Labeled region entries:
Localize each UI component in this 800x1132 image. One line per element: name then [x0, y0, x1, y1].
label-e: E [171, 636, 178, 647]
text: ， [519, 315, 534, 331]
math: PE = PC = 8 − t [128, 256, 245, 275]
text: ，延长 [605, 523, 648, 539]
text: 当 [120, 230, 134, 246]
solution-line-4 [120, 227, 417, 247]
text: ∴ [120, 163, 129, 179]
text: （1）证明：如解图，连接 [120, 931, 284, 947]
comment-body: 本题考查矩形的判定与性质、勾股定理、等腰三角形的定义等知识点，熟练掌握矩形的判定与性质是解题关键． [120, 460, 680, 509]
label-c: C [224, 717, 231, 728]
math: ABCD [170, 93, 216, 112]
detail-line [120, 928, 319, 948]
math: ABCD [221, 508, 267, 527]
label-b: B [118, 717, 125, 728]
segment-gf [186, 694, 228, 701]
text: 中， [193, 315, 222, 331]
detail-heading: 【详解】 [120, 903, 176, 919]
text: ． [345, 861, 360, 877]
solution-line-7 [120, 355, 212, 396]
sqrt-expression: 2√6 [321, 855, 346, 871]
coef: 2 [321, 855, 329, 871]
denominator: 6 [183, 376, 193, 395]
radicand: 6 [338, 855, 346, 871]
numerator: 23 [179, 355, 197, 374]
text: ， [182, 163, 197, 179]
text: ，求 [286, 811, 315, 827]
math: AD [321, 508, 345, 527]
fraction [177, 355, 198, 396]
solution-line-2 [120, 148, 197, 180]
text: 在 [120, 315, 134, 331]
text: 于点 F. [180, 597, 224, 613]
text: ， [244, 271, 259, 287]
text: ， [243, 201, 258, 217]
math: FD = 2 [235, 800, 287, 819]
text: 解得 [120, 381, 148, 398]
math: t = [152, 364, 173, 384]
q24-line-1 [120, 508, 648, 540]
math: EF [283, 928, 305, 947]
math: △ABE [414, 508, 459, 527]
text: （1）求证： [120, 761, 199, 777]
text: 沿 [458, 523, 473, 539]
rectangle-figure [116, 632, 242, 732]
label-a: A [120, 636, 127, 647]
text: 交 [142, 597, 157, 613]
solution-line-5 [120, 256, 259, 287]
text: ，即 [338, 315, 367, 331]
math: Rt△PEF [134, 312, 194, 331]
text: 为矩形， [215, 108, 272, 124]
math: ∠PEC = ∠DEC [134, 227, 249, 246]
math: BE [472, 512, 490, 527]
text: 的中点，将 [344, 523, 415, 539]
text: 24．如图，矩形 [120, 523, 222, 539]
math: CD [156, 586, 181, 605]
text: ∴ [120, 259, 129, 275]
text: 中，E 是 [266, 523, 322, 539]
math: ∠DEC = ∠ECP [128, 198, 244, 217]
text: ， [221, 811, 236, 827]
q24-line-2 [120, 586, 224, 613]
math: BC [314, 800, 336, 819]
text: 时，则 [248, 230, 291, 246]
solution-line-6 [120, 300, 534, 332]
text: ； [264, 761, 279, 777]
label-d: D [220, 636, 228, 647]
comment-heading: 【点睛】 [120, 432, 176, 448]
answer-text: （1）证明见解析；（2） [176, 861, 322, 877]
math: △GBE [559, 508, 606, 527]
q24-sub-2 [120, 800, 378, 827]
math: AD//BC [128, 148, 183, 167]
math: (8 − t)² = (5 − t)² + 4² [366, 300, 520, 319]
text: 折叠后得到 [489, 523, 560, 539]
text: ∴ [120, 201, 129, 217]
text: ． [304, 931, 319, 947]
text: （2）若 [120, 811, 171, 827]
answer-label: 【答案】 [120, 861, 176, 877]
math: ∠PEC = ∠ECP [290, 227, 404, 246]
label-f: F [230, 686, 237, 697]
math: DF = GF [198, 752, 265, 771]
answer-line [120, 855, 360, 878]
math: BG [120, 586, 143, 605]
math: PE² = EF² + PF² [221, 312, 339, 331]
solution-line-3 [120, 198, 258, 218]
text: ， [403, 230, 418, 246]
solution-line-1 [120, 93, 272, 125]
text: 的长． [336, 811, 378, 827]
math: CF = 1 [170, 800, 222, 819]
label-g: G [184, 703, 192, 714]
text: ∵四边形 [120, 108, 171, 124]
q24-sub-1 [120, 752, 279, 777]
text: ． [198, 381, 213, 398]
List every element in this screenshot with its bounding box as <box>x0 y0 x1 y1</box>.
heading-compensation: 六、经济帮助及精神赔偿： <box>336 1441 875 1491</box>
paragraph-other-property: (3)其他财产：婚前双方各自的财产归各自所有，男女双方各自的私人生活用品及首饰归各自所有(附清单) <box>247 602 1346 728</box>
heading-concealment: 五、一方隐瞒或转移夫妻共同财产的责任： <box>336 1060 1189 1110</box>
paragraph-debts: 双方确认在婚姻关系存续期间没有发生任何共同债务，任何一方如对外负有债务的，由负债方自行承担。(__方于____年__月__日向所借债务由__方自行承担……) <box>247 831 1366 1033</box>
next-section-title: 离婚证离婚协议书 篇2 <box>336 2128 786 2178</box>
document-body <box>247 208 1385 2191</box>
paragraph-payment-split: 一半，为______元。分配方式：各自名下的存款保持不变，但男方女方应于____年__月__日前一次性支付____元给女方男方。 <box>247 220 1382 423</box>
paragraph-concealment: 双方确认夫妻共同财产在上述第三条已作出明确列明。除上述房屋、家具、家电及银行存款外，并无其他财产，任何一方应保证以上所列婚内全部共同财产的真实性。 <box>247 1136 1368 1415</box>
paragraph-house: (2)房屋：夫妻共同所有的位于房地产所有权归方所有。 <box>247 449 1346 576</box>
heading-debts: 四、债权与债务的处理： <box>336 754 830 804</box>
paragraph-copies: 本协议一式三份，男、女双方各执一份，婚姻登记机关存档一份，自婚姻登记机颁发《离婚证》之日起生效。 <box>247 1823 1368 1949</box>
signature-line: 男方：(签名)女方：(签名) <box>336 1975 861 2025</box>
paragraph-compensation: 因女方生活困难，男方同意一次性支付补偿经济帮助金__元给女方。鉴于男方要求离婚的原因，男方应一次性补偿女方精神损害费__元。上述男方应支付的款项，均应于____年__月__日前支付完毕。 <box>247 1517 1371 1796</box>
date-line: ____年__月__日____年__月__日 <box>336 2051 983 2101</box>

- _STATED EXERCISE_: Convert the records above into a JSON list of strings, with one string for each line and blank lines omitted.

- _SOLUTION TO THIS EXERCISE_:
[
  "Localize each UI component in this 800x1132 image. One line per element: name then [x0, y0, x1, y1].",
  "label-e: E [171, 636, 178, 647]",
  "text: ， [519, 315, 534, 331]",
  "math: PE = PC = 8 − t [128, 256, 245, 275]",
  "text: ，延长 [605, 523, 648, 539]",
  "text: 当 [120, 230, 134, 246]",
  "solution-line-4 [120, 227, 417, 247]",
  "text: ∴ [120, 163, 129, 179]",
  "text: （1）证明：如解图，连接 [120, 931, 284, 947]",
  "comment-body: 本题考查矩形的判定与性质、勾股定理、等腰三角形的定义等知识点，熟练掌握矩形的判定与性质是解题关键． [120, 460, 680, 509]",
  "label-c: C [224, 717, 231, 728]",
  "math: ABCD [170, 93, 216, 112]",
  "detail-line [120, 928, 319, 948]",
  "math: ABCD [221, 508, 267, 527]",
  "label-b: B [118, 717, 125, 728]",
  "segment-gf [186, 694, 228, 701]",
  "text: 中， [193, 315, 222, 331]",
  "detail-heading: 【详解】 [120, 903, 176, 919]",
  "text: ． [345, 861, 360, 877]",
  "solution-line-7 [120, 355, 212, 396]",
  "sqrt-expression: 2√6 [321, 855, 346, 871]",
  "coef: 2 [321, 855, 329, 871]",
  "denominator: 6 [183, 376, 193, 395]",
  "radicand: 6 [338, 855, 346, 871]",
  "numerator: 23 [179, 355, 197, 374]",
  "text: ， [182, 163, 197, 179]",
  "text: ，求 [286, 811, 315, 827]",
  "math: AD [321, 508, 345, 527]",
  "fraction [177, 355, 198, 396]",
  "solution-line-2 [120, 148, 197, 180]",
  "text: 在 [120, 315, 134, 331]",
  "text: 于点 F. [180, 597, 224, 613]",
  "text: ， [244, 271, 259, 287]",
  "text: ， [243, 201, 258, 217]",
  "math: FD = 2 [235, 800, 287, 819]",
  "text: 解得 [120, 381, 148, 398]",
  "math: t = [152, 364, 173, 384]",
  "q24-line-1 [120, 508, 648, 540]",
  "math: EF [283, 928, 305, 947]",
  "math: △ABE [414, 508, 459, 527]",
  "text: （1）求证： [120, 761, 199, 777]",
  "text: 沿 [458, 523, 473, 539]",
  "rectangle-figure [116, 632, 242, 732]",
  "label-a: A [120, 636, 127, 647]",
  "text: 交 [142, 597, 157, 613]",
  "solution-line-5 [120, 256, 259, 287]",
  "text: ，即 [338, 315, 367, 331]",
  "math: Rt△PEF [134, 312, 194, 331]",
  "text: 为矩形， [215, 108, 272, 124]",
  "math: ∠PEC = ∠DEC [134, 227, 249, 246]",
  "math: BE [472, 512, 490, 527]",
  "text: 的中点，将 [344, 523, 415, 539]",
  "text: 24．如图，矩形 [120, 523, 222, 539]",
  "math: CD [156, 586, 181, 605]",
  "text: ∴ [120, 259, 129, 275]",
  "text: 中，E 是 [266, 523, 322, 539]",
  "math: ∠DEC = ∠ECP [128, 198, 244, 217]",
  "text: ， [221, 811, 236, 827]",
  "q24-line-2 [120, 586, 224, 613]",
  "math: BC [314, 800, 336, 819]",
  "text: 时，则 [248, 230, 291, 246]",
  "solution-line-6 [120, 300, 534, 332]",
  "text: ； [264, 761, 279, 777]",
  "label-d: D [220, 636, 228, 647]",
  "comment-heading: 【点睛】 [120, 432, 176, 448]",
  "answer-text: （1）证明见解析；（2） [176, 861, 322, 877]",
  "math: △GBE [559, 508, 606, 527]",
  "q24-sub-2 [120, 800, 378, 827]",
  "math: AD//BC [128, 148, 183, 167]",
  "math: (8 − t)² = (5 − t)² + 4² [366, 300, 520, 319]",
  "text: 折叠后得到 [489, 523, 560, 539]",
  "text: ∴ [120, 201, 129, 217]",
  "text: ． [304, 931, 319, 947]",
  "text: （2）若 [120, 811, 171, 827]",
  "answer-label: 【答案】 [120, 861, 176, 877]",
  "math: ∠PEC = ∠ECP [290, 227, 404, 246]",
  "label-f: F [230, 686, 237, 697]",
  "math: DF = GF [198, 752, 265, 771]",
  "answer-line [120, 855, 360, 878]",
  "math: BG [120, 586, 143, 605]",
  "math: PE² = EF² + PF² [221, 312, 339, 331]",
  "solution-line-3 [120, 198, 258, 218]",
  "text: ， [403, 230, 418, 246]",
  "solution-line-1 [120, 93, 272, 125]",
  "text: 的长． [336, 811, 378, 827]",
  "math: CF = 1 [170, 800, 222, 819]",
  "label-g: G [184, 703, 192, 714]",
  "text: ∵四边形 [120, 108, 171, 124]",
  "q24-sub-1 [120, 752, 279, 777]",
  "text: ． [198, 381, 213, 398]",
  "List every element in this screenshot with its bounding box as <box>x0 y0 x1 y1</box>.",
  "heading-compensation: 六、经济帮助及精神赔偿： <box>336 1441 875 1491</box>",
  "paragraph-other-property: (3)其他财产：婚前双方各自的财产归各自所有，男女双方各自的私人生活用品及首饰归各自所有(附清单) <box>247 602 1346 728</box>",
  "heading-concealment: 五、一方隐瞒或转移夫妻共同财产的责任： <box>336 1060 1189 1110</box>",
  "paragraph-debts: 双方确认在婚姻关系存续期间没有发生任何共同债务，任何一方如对外负有债务的，由负债方自行承担。(__方于____年__月__日向所借债务由__方自行承担……) <box>247 831 1366 1033</box>",
  "next-section-title: 离婚证离婚协议书 篇2 <box>336 2128 786 2178</box>",
  "document-body <box>247 208 1385 2191</box>",
  "paragraph-payment-split: 一半，为______元。分配方式：各自名下的存款保持不变，但男方女方应于____年__月__日前一次性支付____元给女方男方。 <box>247 220 1382 423</box>",
  "paragraph-concealment: 双方确认夫妻共同财产在上述第三条已作出明确列明。除上述房屋、家具、家电及银行存款外，并无其他财产，任何一方应保证以上所列婚内全部共同财产的真实性。 <box>247 1136 1368 1415</box>",
  "paragraph-house: (2)房屋：夫妻共同所有的位于房地产所有权归方所有。 <box>247 449 1346 576</box>",
  "heading-debts: 四、债权与债务的处理： <box>336 754 830 804</box>",
  "paragraph-copies: 本协议一式三份，男、女双方各执一份，婚姻登记机关存档一份，自婚姻登记机颁发《离婚证》之日起生效。 <box>247 1823 1368 1949</box>",
  "signature-line: 男方：(签名)女方：(签名) <box>336 1975 861 2025</box>",
  "paragraph-compensation: 因女方生活困难，男方同意一次性支付补偿经济帮助金__元给女方。鉴于男方要求离婚的原因，男方应一次性补偿女方精神损害费__元。上述男方应支付的款项，均应于____年__月__日前支付完毕。 <box>247 1517 1371 1796</box>",
  "date-line: ____年__月__日____年__月__日 <box>336 2051 983 2101</box>"
]